# Data for this task:
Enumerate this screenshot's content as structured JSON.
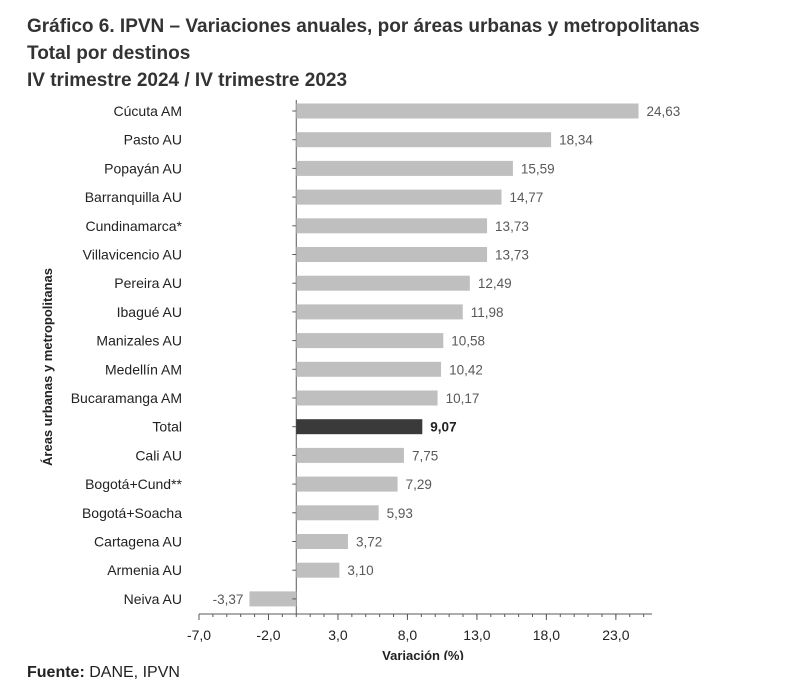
{
  "titles": {
    "line1": "Gráfico 6. IPVN – Variaciones anuales, por áreas urbanas y metropolitanas",
    "line2": "Total por destinos",
    "line3": "IV trimestre 2024 / IV trimestre 2023"
  },
  "source": {
    "label": "Fuente:",
    "text": " DANE, IPVN"
  },
  "chart_data": {
    "type": "bar",
    "orientation": "horizontal",
    "ylabel": "Áreas urbanas y metropolitanas",
    "xlabel": "Variación (%)",
    "xlim": [
      -7.0,
      25.6
    ],
    "xticks": [
      -7.0,
      -2.0,
      3.0,
      8.0,
      13.0,
      18.0,
      23.0
    ],
    "xtick_labels": [
      "-7,0",
      "-2,0",
      "3,0",
      "8,0",
      "13,0",
      "18,0",
      "23,0"
    ],
    "grid": false,
    "categories": [
      "Cúcuta AM",
      "Pasto AU",
      "Popayán AU",
      "Barranquilla AU",
      "Cundinamarca*",
      "Villavicencio AU",
      "Pereira AU",
      "Ibagué AU",
      "Manizales AU",
      "Medellín AM",
      "Bucaramanga AM",
      "Total",
      "Cali AU",
      "Bogotá+Cund**",
      "Bogotá+Soacha",
      "Cartagena AU",
      "Armenia AU",
      "Neiva AU"
    ],
    "values": [
      24.63,
      18.34,
      15.59,
      14.77,
      13.73,
      13.73,
      12.49,
      11.98,
      10.58,
      10.42,
      10.17,
      9.07,
      7.75,
      7.29,
      5.93,
      3.72,
      3.1,
      -3.37
    ],
    "value_labels": [
      "24,63",
      "18,34",
      "15,59",
      "14,77",
      "13,73",
      "13,73",
      "12,49",
      "11,98",
      "10,58",
      "10,42",
      "10,17",
      "9,07",
      "7,75",
      "7,29",
      "5,93",
      "3,72",
      "3,10",
      "-3,37"
    ],
    "highlight_category": "Total",
    "colors": {
      "bar": "#bfbfbf",
      "highlight": "#3a3a3a",
      "axis": "#595959",
      "label": "#595959"
    }
  }
}
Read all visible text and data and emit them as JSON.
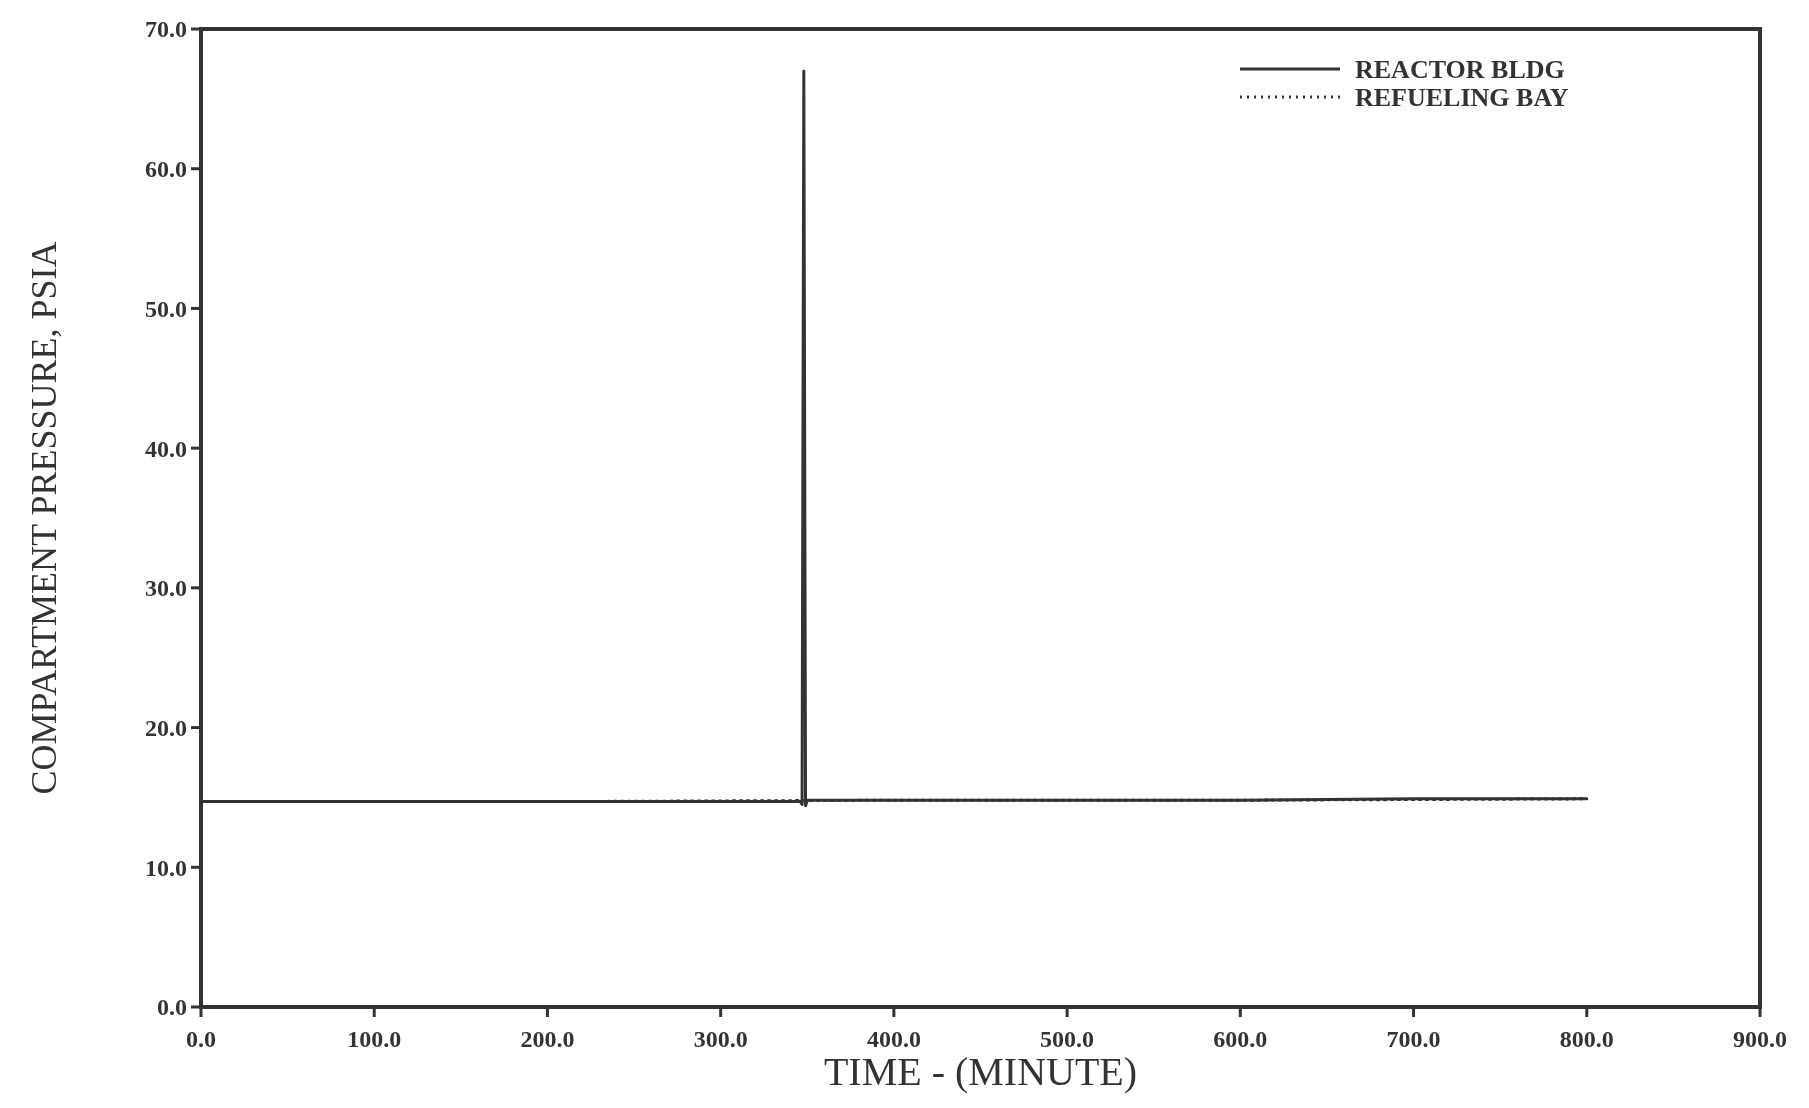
{
  "chart_data": {
    "type": "line",
    "xlabel": "TIME - (MINUTE)",
    "ylabel": "COMPARTMENT PRESSURE, PSIA",
    "xlim": [
      0,
      900
    ],
    "xticks": [
      {
        "value": 0,
        "label": "0.0"
      },
      {
        "value": 100,
        "label": "100.0"
      },
      {
        "value": 200,
        "label": "200.0"
      },
      {
        "value": 300,
        "label": "300.0"
      },
      {
        "value": 400,
        "label": "400.0"
      },
      {
        "value": 500,
        "label": "500.0"
      },
      {
        "value": 600,
        "label": "600.0"
      },
      {
        "value": 700,
        "label": "700.0"
      },
      {
        "value": 800,
        "label": "800.0"
      },
      {
        "value": 900,
        "label": "900.0"
      }
    ],
    "ylim": [
      0,
      70
    ],
    "yticks": [
      {
        "value": 0,
        "label": "0.0"
      },
      {
        "value": 10,
        "label": "10.0"
      },
      {
        "value": 20,
        "label": "20.0"
      },
      {
        "value": 30,
        "label": "30.0"
      },
      {
        "value": 40,
        "label": "40.0"
      },
      {
        "value": 50,
        "label": "50.0"
      },
      {
        "value": 60,
        "label": "60.0"
      },
      {
        "value": 70,
        "label": "70.0"
      }
    ],
    "legend": "top right",
    "grid": false,
    "series": [
      {
        "name": "REFUELING BAY",
        "color": "#333333",
        "line_style": "dotted",
        "x": [
          0,
          200,
          400,
          600,
          800
        ],
        "values": [
          14.7,
          14.7,
          14.8,
          14.8,
          14.9
        ]
      },
      {
        "name": "REACTOR BLDG",
        "color": "#333333",
        "line_style": "solid",
        "x": [
          0,
          100,
          200,
          300,
          346,
          347,
          348,
          349,
          350,
          400,
          500,
          600,
          700,
          800
        ],
        "values": [
          14.7,
          14.7,
          14.7,
          14.7,
          14.7,
          14.5,
          67,
          14.4,
          14.8,
          14.8,
          14.8,
          14.8,
          14.9,
          14.9
        ]
      }
    ]
  }
}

# Task instructions:
Transcribe the complete set of entries verbatim. No pictures belong in the copy.

# Written solution:
Enumerate this screenshot's content as structured JSON.
{
  "titles": {
    "line1": "Gráfico 6. IPVN – Variaciones anuales, por áreas urbanas y metropolitanas",
    "line2": "Total por destinos",
    "line3": "IV trimestre 2024 / IV trimestre 2023"
  },
  "source": {
    "label": "Fuente:",
    "text": " DANE, IPVN"
  },
  "chart_data": {
    "type": "bar",
    "orientation": "horizontal",
    "ylabel": "Áreas urbanas y metropolitanas",
    "xlabel": "Variación (%)",
    "xlim": [
      -7.0,
      25.6
    ],
    "xticks": [
      -7.0,
      -2.0,
      3.0,
      8.0,
      13.0,
      18.0,
      23.0
    ],
    "xtick_labels": [
      "-7,0",
      "-2,0",
      "3,0",
      "8,0",
      "13,0",
      "18,0",
      "23,0"
    ],
    "grid": false,
    "categories": [
      "Cúcuta AM",
      "Pasto AU",
      "Popayán AU",
      "Barranquilla AU",
      "Cundinamarca*",
      "Villavicencio AU",
      "Pereira AU",
      "Ibagué AU",
      "Manizales AU",
      "Medellín AM",
      "Bucaramanga AM",
      "Total",
      "Cali AU",
      "Bogotá+Cund**",
      "Bogotá+Soacha",
      "Cartagena AU",
      "Armenia AU",
      "Neiva AU"
    ],
    "values": [
      24.63,
      18.34,
      15.59,
      14.77,
      13.73,
      13.73,
      12.49,
      11.98,
      10.58,
      10.42,
      10.17,
      9.07,
      7.75,
      7.29,
      5.93,
      3.72,
      3.1,
      -3.37
    ],
    "value_labels": [
      "24,63",
      "18,34",
      "15,59",
      "14,77",
      "13,73",
      "13,73",
      "12,49",
      "11,98",
      "10,58",
      "10,42",
      "10,17",
      "9,07",
      "7,75",
      "7,29",
      "5,93",
      "3,72",
      "3,10",
      "-3,37"
    ],
    "highlight_category": "Total",
    "colors": {
      "bar": "#bfbfbf",
      "highlight": "#3a3a3a",
      "axis": "#595959",
      "label": "#595959"
    }
  }
}
Read all visible text and data and emit them as JSON.
{
  "chart_data": {
    "type": "line",
    "xlabel": "TIME - (MINUTE)",
    "ylabel": "COMPARTMENT PRESSURE, PSIA",
    "xlim": [
      0,
      900
    ],
    "xticks": [
      {
        "value": 0,
        "label": "0.0"
      },
      {
        "value": 100,
        "label": "100.0"
      },
      {
        "value": 200,
        "label": "200.0"
      },
      {
        "value": 300,
        "label": "300.0"
      },
      {
        "value": 400,
        "label": "400.0"
      },
      {
        "value": 500,
        "label": "500.0"
      },
      {
        "value": 600,
        "label": "600.0"
      },
      {
        "value": 700,
        "label": "700.0"
      },
      {
        "value": 800,
        "label": "800.0"
      },
      {
        "value": 900,
        "label": "900.0"
      }
    ],
    "ylim": [
      0,
      70
    ],
    "yticks": [
      {
        "value": 0,
        "label": "0.0"
      },
      {
        "value": 10,
        "label": "10.0"
      },
      {
        "value": 20,
        "label": "20.0"
      },
      {
        "value": 30,
        "label": "30.0"
      },
      {
        "value": 40,
        "label": "40.0"
      },
      {
        "value": 50,
        "label": "50.0"
      },
      {
        "value": 60,
        "label": "60.0"
      },
      {
        "value": 70,
        "label": "70.0"
      }
    ],
    "legend": "top right",
    "grid": false,
    "series": [
      {
        "name": "REFUELING BAY",
        "color": "#333333",
        "line_style": "dotted",
        "x": [
          0,
          200,
          400,
          600,
          800
        ],
        "values": [
          14.7,
          14.7,
          14.8,
          14.8,
          14.9
        ]
      },
      {
        "name": "REACTOR BLDG",
        "color": "#333333",
        "line_style": "solid",
        "x": [
          0,
          100,
          200,
          300,
          346,
          347,
          348,
          349,
          350,
          400,
          500,
          600,
          700,
          800
        ],
        "values": [
          14.7,
          14.7,
          14.7,
          14.7,
          14.7,
          14.5,
          67,
          14.4,
          14.8,
          14.8,
          14.8,
          14.8,
          14.9,
          14.9
        ]
      }
    ]
  }
}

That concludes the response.